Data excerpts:
########################################

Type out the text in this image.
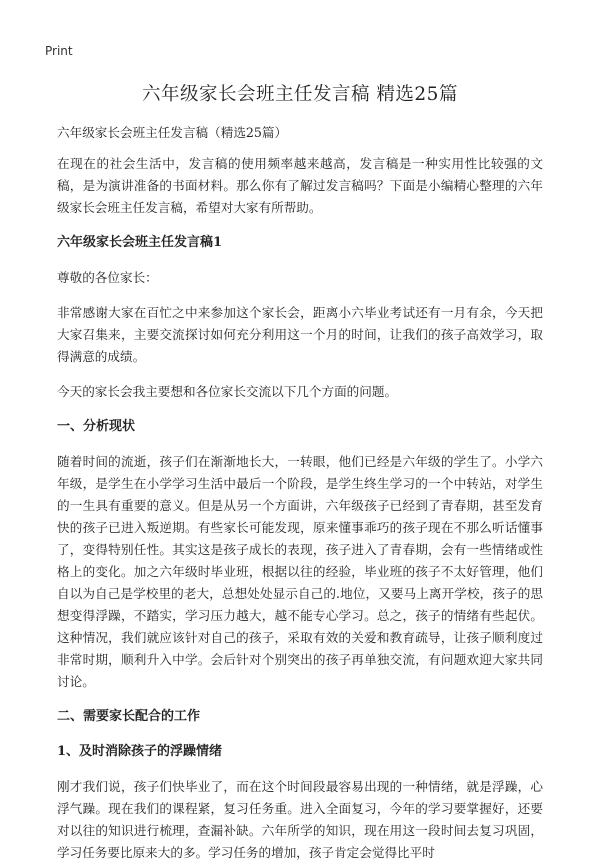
Print
六年级家长会班主任发言稿 精选25篇

六年级家长会班主任发言稿（精选25篇）

在现在的社会生活中，发言稿的使用频率越来越高，发言稿是一种实用性比较强的文稿，是为演讲准备的书面材料。那么你有了解过发言稿吗？下面是小编精心整理的六年级家长会班主任发言稿，希望对大家有所帮助。

六年级家长会班主任发言稿1

尊敬的各位家长：

非常感谢大家在百忙之中来参加这个家长会，距离小六毕业考试还有一月有余，今天把大家召集来，主要交流探讨如何充分利用这一个月的时间，让我们的孩子高效学习，取得满意的成绩。

今天的家长会我主要想和各位家长交流以下几个方面的问题。

一、分析现状

随着时间的流逝，孩子们在渐渐地长大，一转眼，他们已经是六年级的学生了。小学六年级，是学生在小学学习生活中最后一个阶段，是学生终生学习的一个中转站，对学生的一生具有重要的意义。但是从另一个方面讲，六年级孩子已经到了青春期，甚至发育快的孩子已进入叛逆期。有些家长可能发现，原来懂事乖巧的孩子现在不那么听话懂事了，变得特别任性。其实这是孩子成长的表现，孩子进入了青春期，会有一些情绪或性格上的变化。加之六年级时毕业班，根据以往的经验，毕业班的孩子不太好管理，他们自以为自己是学校里的老大，总想处处显示自己的.地位，又要马上离开学校，孩子的思想变得浮躁，不踏实，学习压力越大，越不能专心学习。总之，孩子的情绪有些起伏。这种情况，我们就应该针对自己的孩子，采取有效的关爱和教育疏导，让孩子顺利度过非常时期，顺利升入中学。会后针对个别突出的孩子再单独交流，有问题欢迎大家共同讨论。

二、需要家长配合的工作
1、及时消除孩子的浮躁情绪

刚才我们说，孩子们快毕业了，而在这个时间段最容易出现的一种情绪，就是浮躁，心浮气躁。现在我们的课程紧，复习任务重。进入全面复习，今年的学习要掌握好，还要对以往的知识进行梳理，查漏补缺。六年所学的知识，现在用这一段时间去复习巩固，学习任务要比原来大的多。学习任务的增加，孩子肯定会觉得比平时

########################################

The records above must be printed exactly; the pictures stay out.

Type out the text in this image.
Print
六年级家长会班主任发言稿 精选25篇

六年级家长会班主任发言稿（精选25篇）

在现在的社会生活中，发言稿的使用频率越来越高，发言稿是一种实用性比较强的文稿，是为演讲准备的书面材料。那么你有了解过发言稿吗？下面是小编精心整理的六年级家长会班主任发言稿，希望对大家有所帮助。

六年级家长会班主任发言稿1

尊敬的各位家长：

非常感谢大家在百忙之中来参加这个家长会，距离小六毕业考试还有一月有余，今天把大家召集来，主要交流探讨如何充分利用这一个月的时间，让我们的孩子高效学习，取得满意的成绩。

今天的家长会我主要想和各位家长交流以下几个方面的问题。

一、分析现状

随着时间的流逝，孩子们在渐渐地长大，一转眼，他们已经是六年级的学生了。小学六年级，是学生在小学学习生活中最后一个阶段，是学生终生学习的一个中转站，对学生的一生具有重要的意义。但是从另一个方面讲，六年级孩子已经到了青春期，甚至发育快的孩子已进入叛逆期。有些家长可能发现，原来懂事乖巧的孩子现在不那么听话懂事了，变得特别任性。其实这是孩子成长的表现，孩子进入了青春期，会有一些情绪或性格上的变化。加之六年级时毕业班，根据以往的经验，毕业班的孩子不太好管理，他们自以为自己是学校里的老大，总想处处显示自己的.地位，又要马上离开学校，孩子的思想变得浮躁，不踏实，学习压力越大，越不能专心学习。总之，孩子的情绪有些起伏。这种情况，我们就应该针对自己的孩子，采取有效的关爱和教育疏导，让孩子顺利度过非常时期，顺利升入中学。会后针对个别突出的孩子再单独交流，有问题欢迎大家共同讨论。

二、需要家长配合的工作
1、及时消除孩子的浮躁情绪

刚才我们说，孩子们快毕业了，而在这个时间段最容易出现的一种情绪，就是浮躁，心浮气躁。现在我们的课程紧，复习任务重。进入全面复习，今年的学习要掌握好，还要对以往的知识进行梳理，查漏补缺。六年所学的知识，现在用这一段时间去复习巩固，学习任务要比原来大的多。学习任务的增加，孩子肯定会觉得比平时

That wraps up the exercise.